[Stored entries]
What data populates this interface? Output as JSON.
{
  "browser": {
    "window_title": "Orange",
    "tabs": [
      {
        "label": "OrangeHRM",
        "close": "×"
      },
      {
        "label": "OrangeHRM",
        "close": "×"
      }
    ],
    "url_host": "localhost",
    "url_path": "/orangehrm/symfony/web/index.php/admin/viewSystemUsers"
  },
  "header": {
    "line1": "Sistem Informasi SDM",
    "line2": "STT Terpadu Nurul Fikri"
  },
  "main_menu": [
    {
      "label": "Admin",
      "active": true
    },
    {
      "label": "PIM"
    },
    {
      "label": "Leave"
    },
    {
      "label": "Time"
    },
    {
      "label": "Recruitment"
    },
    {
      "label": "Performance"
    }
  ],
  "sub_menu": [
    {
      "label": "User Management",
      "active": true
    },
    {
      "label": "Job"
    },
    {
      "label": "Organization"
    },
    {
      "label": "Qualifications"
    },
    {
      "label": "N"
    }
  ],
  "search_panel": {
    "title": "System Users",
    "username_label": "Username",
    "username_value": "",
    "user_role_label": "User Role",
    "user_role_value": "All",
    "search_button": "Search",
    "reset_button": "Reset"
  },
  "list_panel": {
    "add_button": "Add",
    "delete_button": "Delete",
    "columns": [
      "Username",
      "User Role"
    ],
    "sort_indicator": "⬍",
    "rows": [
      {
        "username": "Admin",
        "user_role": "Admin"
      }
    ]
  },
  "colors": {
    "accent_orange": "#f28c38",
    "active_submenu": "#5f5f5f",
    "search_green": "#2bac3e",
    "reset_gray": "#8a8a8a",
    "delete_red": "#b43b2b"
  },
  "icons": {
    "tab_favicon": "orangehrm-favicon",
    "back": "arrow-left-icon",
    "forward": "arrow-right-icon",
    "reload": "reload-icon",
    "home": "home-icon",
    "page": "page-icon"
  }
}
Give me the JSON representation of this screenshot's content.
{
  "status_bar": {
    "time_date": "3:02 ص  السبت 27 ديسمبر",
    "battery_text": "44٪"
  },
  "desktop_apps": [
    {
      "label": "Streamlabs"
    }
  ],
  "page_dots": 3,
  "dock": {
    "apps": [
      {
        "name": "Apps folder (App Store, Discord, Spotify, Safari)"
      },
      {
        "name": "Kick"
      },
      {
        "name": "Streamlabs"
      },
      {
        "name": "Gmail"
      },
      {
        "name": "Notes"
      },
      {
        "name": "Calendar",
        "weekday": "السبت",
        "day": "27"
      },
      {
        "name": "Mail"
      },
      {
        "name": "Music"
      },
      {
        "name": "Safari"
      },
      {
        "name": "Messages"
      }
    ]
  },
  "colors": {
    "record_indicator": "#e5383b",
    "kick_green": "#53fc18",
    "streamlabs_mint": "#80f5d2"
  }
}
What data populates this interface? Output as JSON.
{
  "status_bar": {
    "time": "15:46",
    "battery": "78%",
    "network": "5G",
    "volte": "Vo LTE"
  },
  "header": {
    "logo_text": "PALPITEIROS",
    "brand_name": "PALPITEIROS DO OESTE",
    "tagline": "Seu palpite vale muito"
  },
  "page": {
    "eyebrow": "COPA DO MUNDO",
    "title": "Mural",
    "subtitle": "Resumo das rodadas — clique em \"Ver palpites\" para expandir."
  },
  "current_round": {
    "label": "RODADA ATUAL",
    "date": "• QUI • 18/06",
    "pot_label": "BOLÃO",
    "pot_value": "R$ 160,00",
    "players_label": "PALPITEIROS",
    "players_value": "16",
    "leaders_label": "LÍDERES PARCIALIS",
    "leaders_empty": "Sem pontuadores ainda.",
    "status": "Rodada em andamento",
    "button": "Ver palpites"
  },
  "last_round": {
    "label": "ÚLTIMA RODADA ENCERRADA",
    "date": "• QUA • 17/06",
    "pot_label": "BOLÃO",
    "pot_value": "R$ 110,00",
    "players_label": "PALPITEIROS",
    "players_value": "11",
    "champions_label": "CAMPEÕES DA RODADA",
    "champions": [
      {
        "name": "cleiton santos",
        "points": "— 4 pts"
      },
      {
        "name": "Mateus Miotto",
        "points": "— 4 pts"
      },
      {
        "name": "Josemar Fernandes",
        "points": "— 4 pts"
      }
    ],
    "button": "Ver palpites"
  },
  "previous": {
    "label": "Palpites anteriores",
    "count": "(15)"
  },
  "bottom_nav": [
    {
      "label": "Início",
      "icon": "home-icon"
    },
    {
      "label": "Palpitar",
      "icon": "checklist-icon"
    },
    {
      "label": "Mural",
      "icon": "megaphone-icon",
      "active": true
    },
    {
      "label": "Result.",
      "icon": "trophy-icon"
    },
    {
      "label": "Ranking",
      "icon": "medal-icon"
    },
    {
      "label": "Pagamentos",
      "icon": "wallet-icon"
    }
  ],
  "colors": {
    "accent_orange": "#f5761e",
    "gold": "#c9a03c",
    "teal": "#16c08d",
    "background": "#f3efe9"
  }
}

- [Problem requirements]:
Restate the whole listing exactly, leaving out nothing.

- [Exercise output]:
What data populates this interface? Output as JSON.
{
  "browser": {
    "window_title": "Orange",
    "tabs": [
      {
        "label": "OrangeHRM",
        "close": "×"
      },
      {
        "label": "OrangeHRM",
        "close": "×"
      }
    ],
    "url_host": "localhost",
    "url_path": "/orangehrm/symfony/web/index.php/admin/viewSystemUsers"
  },
  "header": {
    "line1": "Sistem Informasi SDM",
    "line2": "STT Terpadu Nurul Fikri"
  },
  "main_menu": [
    {
      "label": "Admin",
      "active": true
    },
    {
      "label": "PIM"
    },
    {
      "label": "Leave"
    },
    {
      "label": "Time"
    },
    {
      "label": "Recruitment"
    },
    {
      "label": "Performance"
    }
  ],
  "sub_menu": [
    {
      "label": "User Management",
      "active": true
    },
    {
      "label": "Job"
    },
    {
      "label": "Organization"
    },
    {
      "label": "Qualifications"
    },
    {
      "label": "N"
    }
  ],
  "search_panel": {
    "title": "System Users",
    "username_label": "Username",
    "username_value": "",
    "user_role_label": "User Role",
    "user_role_value": "All",
    "search_button": "Search",
    "reset_button": "Reset"
  },
  "list_panel": {
    "add_button": "Add",
    "delete_button": "Delete",
    "columns": [
      "Username",
      "User Role"
    ],
    "sort_indicator": "⬍",
    "rows": [
      {
        "username": "Admin",
        "user_role": "Admin"
      }
    ]
  },
  "colors": {
    "accent_orange": "#f28c38",
    "active_submenu": "#5f5f5f",
    "search_green": "#2bac3e",
    "reset_gray": "#8a8a8a",
    "delete_red": "#b43b2b"
  },
  "icons": {
    "tab_favicon": "orangehrm-favicon",
    "back": "arrow-left-icon",
    "forward": "arrow-right-icon",
    "reload": "reload-icon",
    "home": "home-icon",
    "page": "page-icon"
  }
}
Give me the JSON representation of this screenshot's content.
{
  "status_bar": {
    "time_date": "3:02 ص  السبت 27 ديسمبر",
    "battery_text": "44٪"
  },
  "desktop_apps": [
    {
      "label": "Streamlabs"
    }
  ],
  "page_dots": 3,
  "dock": {
    "apps": [
      {
        "name": "Apps folder (App Store, Discord, Spotify, Safari)"
      },
      {
        "name": "Kick"
      },
      {
        "name": "Streamlabs"
      },
      {
        "name": "Gmail"
      },
      {
        "name": "Notes"
      },
      {
        "name": "Calendar",
        "weekday": "السبت",
        "day": "27"
      },
      {
        "name": "Mail"
      },
      {
        "name": "Music"
      },
      {
        "name": "Safari"
      },
      {
        "name": "Messages"
      }
    ]
  },
  "colors": {
    "record_indicator": "#e5383b",
    "kick_green": "#53fc18",
    "streamlabs_mint": "#80f5d2"
  }
}
What data populates this interface? Output as JSON.
{
  "status_bar": {
    "time": "15:46",
    "battery": "78%",
    "network": "5G",
    "volte": "Vo LTE"
  },
  "header": {
    "logo_text": "PALPITEIROS",
    "brand_name": "PALPITEIROS DO OESTE",
    "tagline": "Seu palpite vale muito"
  },
  "page": {
    "eyebrow": "COPA DO MUNDO",
    "title": "Mural",
    "subtitle": "Resumo das rodadas — clique em \"Ver palpites\" para expandir."
  },
  "current_round": {
    "label": "RODADA ATUAL",
    "date": "• QUI • 18/06",
    "pot_label": "BOLÃO",
    "pot_value": "R$ 160,00",
    "players_label": "PALPITEIROS",
    "players_value": "16",
    "leaders_label": "LÍDERES PARCIALIS",
    "leaders_empty": "Sem pontuadores ainda.",
    "status": "Rodada em andamento",
    "button": "Ver palpites"
  },
  "last_round": {
    "label": "ÚLTIMA RODADA ENCERRADA",
    "date": "• QUA • 17/06",
    "pot_label": "BOLÃO",
    "pot_value": "R$ 110,00",
    "players_label": "PALPITEIROS",
    "players_value": "11",
    "champions_label": "CAMPEÕES DA RODADA",
    "champions": [
      {
        "name": "cleiton santos",
        "points": "— 4 pts"
      },
      {
        "name": "Mateus Miotto",
        "points": "— 4 pts"
      },
      {
        "name": "Josemar Fernandes",
        "points": "— 4 pts"
      }
    ],
    "button": "Ver palpites"
  },
  "previous": {
    "label": "Palpites anteriores",
    "count": "(15)"
  },
  "bottom_nav": [
    {
      "label": "Início",
      "icon": "home-icon"
    },
    {
      "label": "Palpitar",
      "icon": "checklist-icon"
    },
    {
      "label": "Mural",
      "icon": "megaphone-icon",
      "active": true
    },
    {
      "label": "Result.",
      "icon": "trophy-icon"
    },
    {
      "label": "Ranking",
      "icon": "medal-icon"
    },
    {
      "label": "Pagamentos",
      "icon": "wallet-icon"
    }
  ],
  "colors": {
    "accent_orange": "#f5761e",
    "gold": "#c9a03c",
    "teal": "#16c08d",
    "background": "#f3efe9"
  }
}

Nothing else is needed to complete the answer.